> _Given task_
Copy out each line that mentions the word "structure".

Data tied to figure images:
________________________
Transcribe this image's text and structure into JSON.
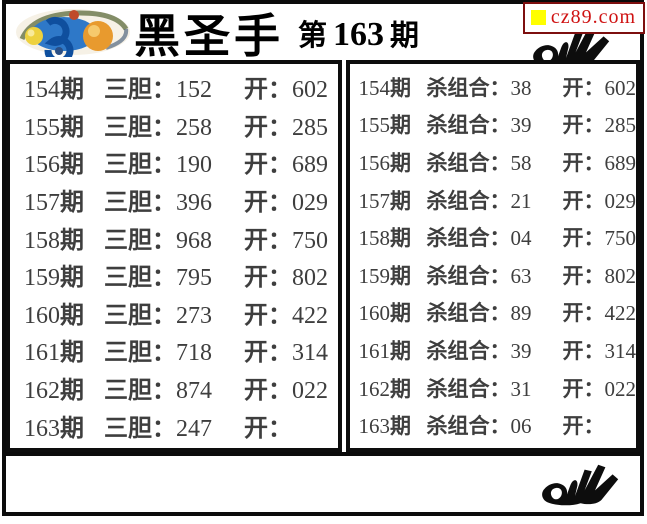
{
  "header": {
    "logo_icon": "3d-lottery-logo",
    "title_main": "黑圣手",
    "issue_prefix": "第",
    "issue_number": "163",
    "issue_suffix": "期",
    "site_label": "cz89.com",
    "site_bullet_icon": "yellow-square",
    "signature_icon": "ok-marker-signature"
  },
  "colors": {
    "row_text": "#3e3e3e",
    "site_red": "#cf1212",
    "site_yellow": "#ffff00",
    "border_black": "#0b0b0b"
  },
  "left_panel": {
    "period_suffix": "期",
    "pick_label": "三胆",
    "open_label": "开",
    "colon": "：",
    "rows": [
      {
        "period": "154",
        "pick": "152",
        "open": "602"
      },
      {
        "period": "155",
        "pick": "258",
        "open": "285"
      },
      {
        "period": "156",
        "pick": "190",
        "open": "689"
      },
      {
        "period": "157",
        "pick": "396",
        "open": "029"
      },
      {
        "period": "158",
        "pick": "968",
        "open": "750"
      },
      {
        "period": "159",
        "pick": "795",
        "open": "802"
      },
      {
        "period": "160",
        "pick": "273",
        "open": "422"
      },
      {
        "period": "161",
        "pick": "718",
        "open": "314"
      },
      {
        "period": "162",
        "pick": "874",
        "open": "022"
      },
      {
        "period": "163",
        "pick": "247",
        "open": ""
      }
    ]
  },
  "right_panel": {
    "period_suffix": "期",
    "pick_label": "杀组合",
    "open_label": "开",
    "colon": "：",
    "rows": [
      {
        "period": "154",
        "pick": "38",
        "open": "602"
      },
      {
        "period": "155",
        "pick": "39",
        "open": "285"
      },
      {
        "period": "156",
        "pick": "58",
        "open": "689"
      },
      {
        "period": "157",
        "pick": "21",
        "open": "029"
      },
      {
        "period": "158",
        "pick": "04",
        "open": "750"
      },
      {
        "period": "159",
        "pick": "63",
        "open": "802"
      },
      {
        "period": "160",
        "pick": "89",
        "open": "422"
      },
      {
        "period": "161",
        "pick": "39",
        "open": "314"
      },
      {
        "period": "162",
        "pick": "31",
        "open": "022"
      },
      {
        "period": "163",
        "pick": "06",
        "open": ""
      }
    ]
  },
  "footer": {
    "signature_icon": "ok-marker-signature"
  }
}
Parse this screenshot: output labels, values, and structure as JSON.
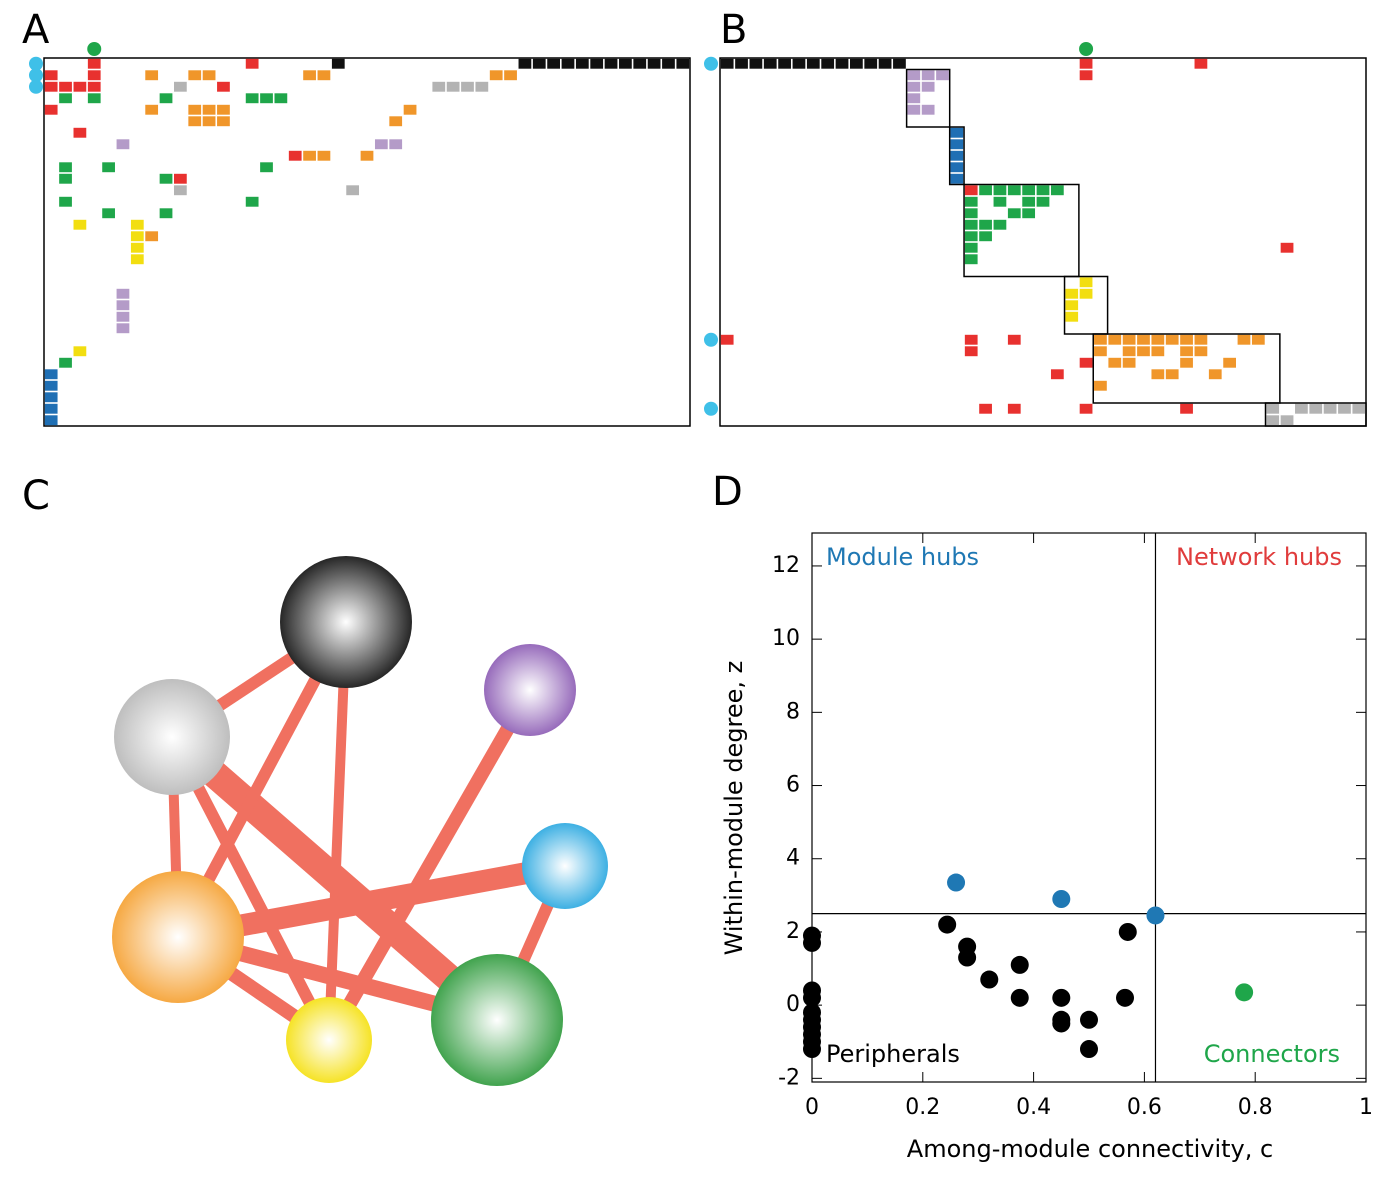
{
  "panel_labels": [
    "A",
    "B",
    "C",
    "D"
  ],
  "cell_colors": {
    "K": "#111111",
    "L": "#b49bc8",
    "B": "#1f6fb4",
    "G": "#1fa64a",
    "Y": "#f2de10",
    "O": "#f0962a",
    "S": "#b3b3b3",
    "R": "#e8312f"
  },
  "matrix_a": {
    "rows": 32,
    "cols": 45,
    "runs": [
      [
        0,
        3,
        3,
        "R"
      ],
      [
        0,
        14,
        14,
        "R"
      ],
      [
        0,
        20,
        20,
        "K"
      ],
      [
        0,
        33,
        44,
        "K"
      ],
      [
        1,
        0,
        0,
        "R"
      ],
      [
        1,
        3,
        3,
        "R"
      ],
      [
        1,
        7,
        7,
        "O"
      ],
      [
        1,
        10,
        11,
        "O"
      ],
      [
        1,
        18,
        19,
        "O"
      ],
      [
        1,
        31,
        32,
        "O"
      ],
      [
        2,
        0,
        3,
        "R"
      ],
      [
        2,
        9,
        9,
        "S"
      ],
      [
        2,
        12,
        12,
        "R"
      ],
      [
        2,
        27,
        30,
        "S"
      ],
      [
        3,
        1,
        1,
        "G"
      ],
      [
        3,
        3,
        3,
        "G"
      ],
      [
        3,
        8,
        8,
        "G"
      ],
      [
        3,
        14,
        16,
        "G"
      ],
      [
        4,
        0,
        0,
        "R"
      ],
      [
        4,
        7,
        7,
        "O"
      ],
      [
        4,
        10,
        12,
        "O"
      ],
      [
        4,
        25,
        25,
        "O"
      ],
      [
        5,
        10,
        12,
        "O"
      ],
      [
        5,
        24,
        24,
        "O"
      ],
      [
        6,
        2,
        2,
        "R"
      ],
      [
        7,
        5,
        5,
        "L"
      ],
      [
        7,
        23,
        24,
        "L"
      ],
      [
        8,
        17,
        17,
        "R"
      ],
      [
        8,
        18,
        19,
        "O"
      ],
      [
        8,
        22,
        22,
        "O"
      ],
      [
        9,
        1,
        1,
        "G"
      ],
      [
        9,
        4,
        4,
        "G"
      ],
      [
        9,
        15,
        15,
        "G"
      ],
      [
        10,
        1,
        1,
        "G"
      ],
      [
        10,
        8,
        8,
        "G"
      ],
      [
        10,
        9,
        9,
        "R"
      ],
      [
        11,
        9,
        9,
        "S"
      ],
      [
        11,
        21,
        21,
        "S"
      ],
      [
        12,
        1,
        1,
        "G"
      ],
      [
        12,
        14,
        14,
        "G"
      ],
      [
        13,
        4,
        4,
        "G"
      ],
      [
        13,
        8,
        8,
        "G"
      ],
      [
        14,
        2,
        2,
        "Y"
      ],
      [
        14,
        6,
        6,
        "Y"
      ],
      [
        15,
        7,
        7,
        "O"
      ],
      [
        15,
        6,
        6,
        "Y"
      ],
      [
        16,
        6,
        6,
        "Y"
      ],
      [
        17,
        6,
        6,
        "Y"
      ],
      [
        20,
        5,
        5,
        "L"
      ],
      [
        21,
        5,
        5,
        "L"
      ],
      [
        22,
        5,
        5,
        "L"
      ],
      [
        23,
        5,
        5,
        "L"
      ],
      [
        25,
        2,
        2,
        "Y"
      ],
      [
        26,
        1,
        1,
        "G"
      ],
      [
        27,
        0,
        0,
        "B"
      ],
      [
        28,
        0,
        0,
        "B"
      ],
      [
        29,
        0,
        0,
        "B"
      ],
      [
        30,
        0,
        0,
        "B"
      ],
      [
        31,
        0,
        0,
        "B"
      ]
    ],
    "modules": [],
    "row_dots": [
      0,
      1,
      2
    ],
    "col_dots": [
      3
    ]
  },
  "matrix_b": {
    "rows": 32,
    "cols": 45,
    "runs": [
      [
        0,
        0,
        12,
        "K"
      ],
      [
        0,
        25,
        25,
        "R"
      ],
      [
        0,
        33,
        33,
        "R"
      ],
      [
        1,
        13,
        15,
        "L"
      ],
      [
        1,
        25,
        25,
        "R"
      ],
      [
        2,
        13,
        14,
        "L"
      ],
      [
        3,
        13,
        13,
        "L"
      ],
      [
        4,
        13,
        14,
        "L"
      ],
      [
        6,
        16,
        16,
        "B"
      ],
      [
        7,
        16,
        16,
        "B"
      ],
      [
        8,
        16,
        16,
        "B"
      ],
      [
        9,
        16,
        16,
        "B"
      ],
      [
        10,
        16,
        16,
        "B"
      ],
      [
        11,
        17,
        17,
        "R"
      ],
      [
        11,
        18,
        23,
        "G"
      ],
      [
        12,
        17,
        17,
        "G"
      ],
      [
        12,
        19,
        19,
        "G"
      ],
      [
        12,
        21,
        22,
        "G"
      ],
      [
        13,
        17,
        17,
        "G"
      ],
      [
        13,
        20,
        21,
        "G"
      ],
      [
        14,
        17,
        19,
        "G"
      ],
      [
        15,
        17,
        18,
        "G"
      ],
      [
        16,
        17,
        17,
        "G"
      ],
      [
        16,
        39,
        39,
        "R"
      ],
      [
        17,
        17,
        17,
        "G"
      ],
      [
        19,
        25,
        25,
        "Y"
      ],
      [
        20,
        24,
        25,
        "Y"
      ],
      [
        21,
        24,
        24,
        "Y"
      ],
      [
        22,
        24,
        24,
        "Y"
      ],
      [
        24,
        0,
        0,
        "R"
      ],
      [
        24,
        17,
        17,
        "R"
      ],
      [
        24,
        20,
        20,
        "R"
      ],
      [
        24,
        26,
        33,
        "O"
      ],
      [
        24,
        36,
        37,
        "O"
      ],
      [
        25,
        17,
        17,
        "R"
      ],
      [
        25,
        26,
        26,
        "O"
      ],
      [
        25,
        28,
        30,
        "O"
      ],
      [
        25,
        32,
        33,
        "O"
      ],
      [
        26,
        25,
        25,
        "R"
      ],
      [
        26,
        27,
        28,
        "O"
      ],
      [
        26,
        32,
        32,
        "O"
      ],
      [
        26,
        35,
        35,
        "O"
      ],
      [
        27,
        23,
        23,
        "R"
      ],
      [
        27,
        30,
        31,
        "O"
      ],
      [
        27,
        34,
        34,
        "O"
      ],
      [
        28,
        26,
        26,
        "O"
      ],
      [
        30,
        18,
        18,
        "R"
      ],
      [
        30,
        20,
        20,
        "R"
      ],
      [
        30,
        25,
        25,
        "R"
      ],
      [
        30,
        32,
        32,
        "R"
      ],
      [
        30,
        38,
        38,
        "S"
      ],
      [
        30,
        40,
        44,
        "S"
      ],
      [
        31,
        38,
        39,
        "S"
      ]
    ],
    "modules": [
      [
        1,
        5,
        13,
        15
      ],
      [
        6,
        10,
        16,
        16
      ],
      [
        11,
        18,
        17,
        24
      ],
      [
        19,
        23,
        24,
        26
      ],
      [
        24,
        29,
        26,
        38
      ],
      [
        30,
        31,
        38,
        44
      ]
    ],
    "row_dots": [
      0,
      24,
      30
    ],
    "col_dots": [
      25
    ]
  },
  "network": {
    "edge_color": "#f07060",
    "nodes": [
      {
        "color": "#111111"
      },
      {
        "color": "#8c5cb4"
      },
      {
        "color": "#b8b8b8"
      },
      {
        "color": "#2aa8e0"
      },
      {
        "color": "#f5a030"
      },
      {
        "color": "#f5e010"
      },
      {
        "color": "#2e9a3c"
      }
    ],
    "edges": [
      [
        2,
        0,
        12
      ],
      [
        2,
        4,
        10
      ],
      [
        2,
        5,
        12
      ],
      [
        2,
        6,
        28
      ],
      [
        0,
        4,
        12
      ],
      [
        0,
        5,
        10
      ],
      [
        1,
        5,
        14
      ],
      [
        3,
        4,
        22
      ],
      [
        3,
        6,
        12
      ],
      [
        4,
        5,
        14
      ],
      [
        4,
        6,
        16
      ]
    ]
  },
  "chart_data": {
    "type": "scatter",
    "xlabel": "Among-module connectivity, c",
    "ylabel": "Within-module degree, z",
    "xlim": [
      0,
      1
    ],
    "ylim": [
      -2.1,
      12.9
    ],
    "xticks": [
      0,
      0.2,
      0.4,
      0.6,
      0.8,
      1
    ],
    "yticks": [
      -2,
      0,
      2,
      4,
      6,
      8,
      10,
      12
    ],
    "c_threshold": 0.62,
    "z_threshold": 2.5,
    "quadrant_labels": [
      {
        "text": "Module hubs",
        "color": "#1f78b4"
      },
      {
        "text": "Network hubs",
        "color": "#e03c3c"
      },
      {
        "text": "Peripherals",
        "color": "#000000"
      },
      {
        "text": "Connectors",
        "color": "#1fa64a"
      }
    ],
    "series": [
      {
        "color": "#000000",
        "x": [
          0,
          0,
          0,
          0,
          0,
          0,
          0,
          0,
          0,
          0,
          0.244,
          0.28,
          0.28,
          0.32,
          0.375,
          0.375,
          0.45,
          0.45,
          0.45,
          0.5,
          0.5,
          0.565,
          0.57
        ],
        "values": [
          1.9,
          1.7,
          0.4,
          0.2,
          -0.2,
          -0.4,
          -0.6,
          -0.8,
          -1.0,
          -1.2,
          2.2,
          1.6,
          1.3,
          0.7,
          1.1,
          0.2,
          0.2,
          -0.4,
          -0.5,
          -0.4,
          -1.2,
          0.2,
          2.0
        ]
      },
      {
        "color": "#1f78b4",
        "x": [
          0.26,
          0.45,
          0.62
        ],
        "values": [
          3.35,
          2.9,
          2.45
        ]
      },
      {
        "color": "#1fa64a",
        "x": [
          0.78
        ],
        "values": [
          0.35
        ]
      }
    ]
  }
}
________________________
> _Worked solution_
Transcribe this image's text and structure into JSON.
Parse this screenshot: output labels, values, and structure as JSON.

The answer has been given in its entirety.